begin Records for this exercise
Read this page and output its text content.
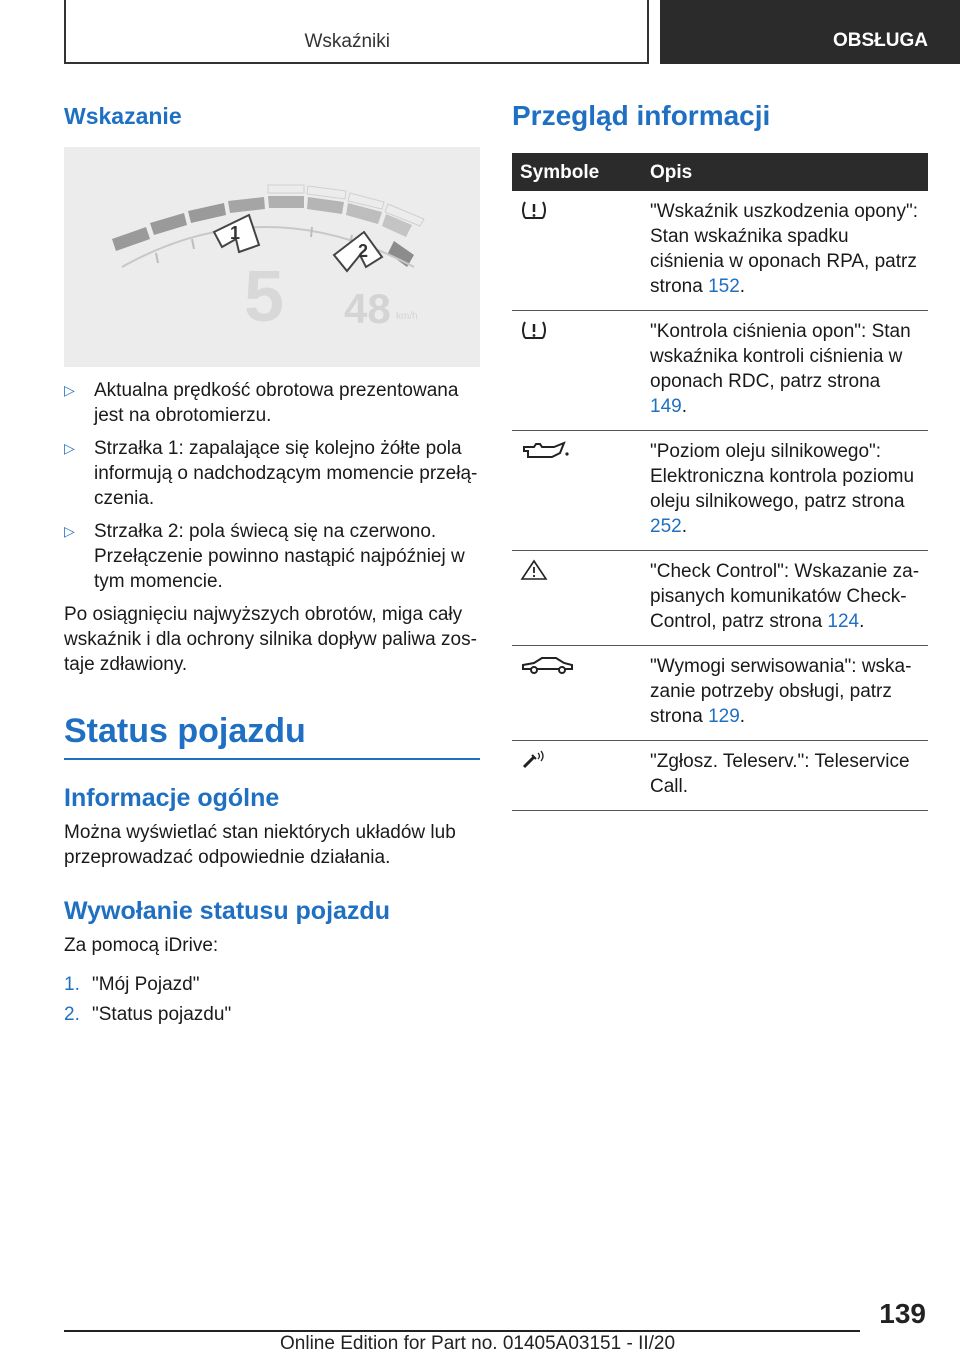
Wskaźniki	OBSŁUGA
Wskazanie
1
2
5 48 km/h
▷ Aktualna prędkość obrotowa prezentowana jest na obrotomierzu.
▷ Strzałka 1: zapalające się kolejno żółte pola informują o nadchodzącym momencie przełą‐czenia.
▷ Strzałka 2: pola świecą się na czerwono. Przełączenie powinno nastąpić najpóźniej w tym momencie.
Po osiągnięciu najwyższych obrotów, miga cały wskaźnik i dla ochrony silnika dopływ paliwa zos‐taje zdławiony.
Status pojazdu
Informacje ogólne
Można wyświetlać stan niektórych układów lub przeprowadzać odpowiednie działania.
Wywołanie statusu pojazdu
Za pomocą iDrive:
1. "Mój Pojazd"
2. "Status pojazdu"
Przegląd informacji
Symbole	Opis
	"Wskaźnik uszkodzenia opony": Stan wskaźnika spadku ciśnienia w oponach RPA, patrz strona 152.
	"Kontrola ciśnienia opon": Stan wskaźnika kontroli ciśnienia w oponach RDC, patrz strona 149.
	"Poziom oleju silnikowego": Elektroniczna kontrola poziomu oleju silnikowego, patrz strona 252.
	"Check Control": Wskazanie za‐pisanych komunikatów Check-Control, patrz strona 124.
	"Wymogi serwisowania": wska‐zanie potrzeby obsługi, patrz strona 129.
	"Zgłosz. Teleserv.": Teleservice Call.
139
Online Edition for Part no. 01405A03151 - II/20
end Records for this exercise
begin Records for this exercise
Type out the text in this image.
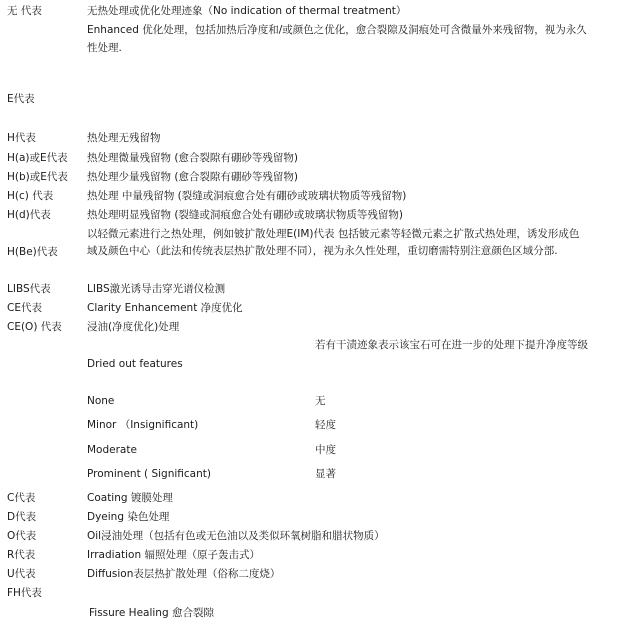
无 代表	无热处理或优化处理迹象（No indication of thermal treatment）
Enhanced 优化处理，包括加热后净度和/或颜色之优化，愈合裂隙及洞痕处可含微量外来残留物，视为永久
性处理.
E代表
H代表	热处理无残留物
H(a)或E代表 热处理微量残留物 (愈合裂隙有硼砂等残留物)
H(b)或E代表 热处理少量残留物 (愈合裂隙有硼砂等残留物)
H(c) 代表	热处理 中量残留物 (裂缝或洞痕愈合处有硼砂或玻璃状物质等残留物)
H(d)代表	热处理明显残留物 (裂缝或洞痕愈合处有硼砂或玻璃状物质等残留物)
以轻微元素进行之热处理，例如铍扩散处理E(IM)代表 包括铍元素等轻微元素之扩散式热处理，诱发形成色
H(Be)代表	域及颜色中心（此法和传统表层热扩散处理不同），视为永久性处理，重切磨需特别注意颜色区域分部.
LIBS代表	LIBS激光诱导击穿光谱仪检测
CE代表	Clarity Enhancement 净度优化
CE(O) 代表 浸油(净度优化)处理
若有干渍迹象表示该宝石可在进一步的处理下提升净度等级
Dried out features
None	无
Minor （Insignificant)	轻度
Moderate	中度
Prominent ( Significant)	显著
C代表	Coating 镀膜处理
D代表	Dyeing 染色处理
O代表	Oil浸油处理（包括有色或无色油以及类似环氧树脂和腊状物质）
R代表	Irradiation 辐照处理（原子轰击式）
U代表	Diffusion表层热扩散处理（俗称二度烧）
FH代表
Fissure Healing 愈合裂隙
end Records for this exercise
The exercise: Scan the material above for the string "Wskazanie" and return the lines that hold it.

Correct output:
Wskazanie
	"Check Control": Wskazanie za‐pisanych komunikatów Check-Control, patrz strona 124.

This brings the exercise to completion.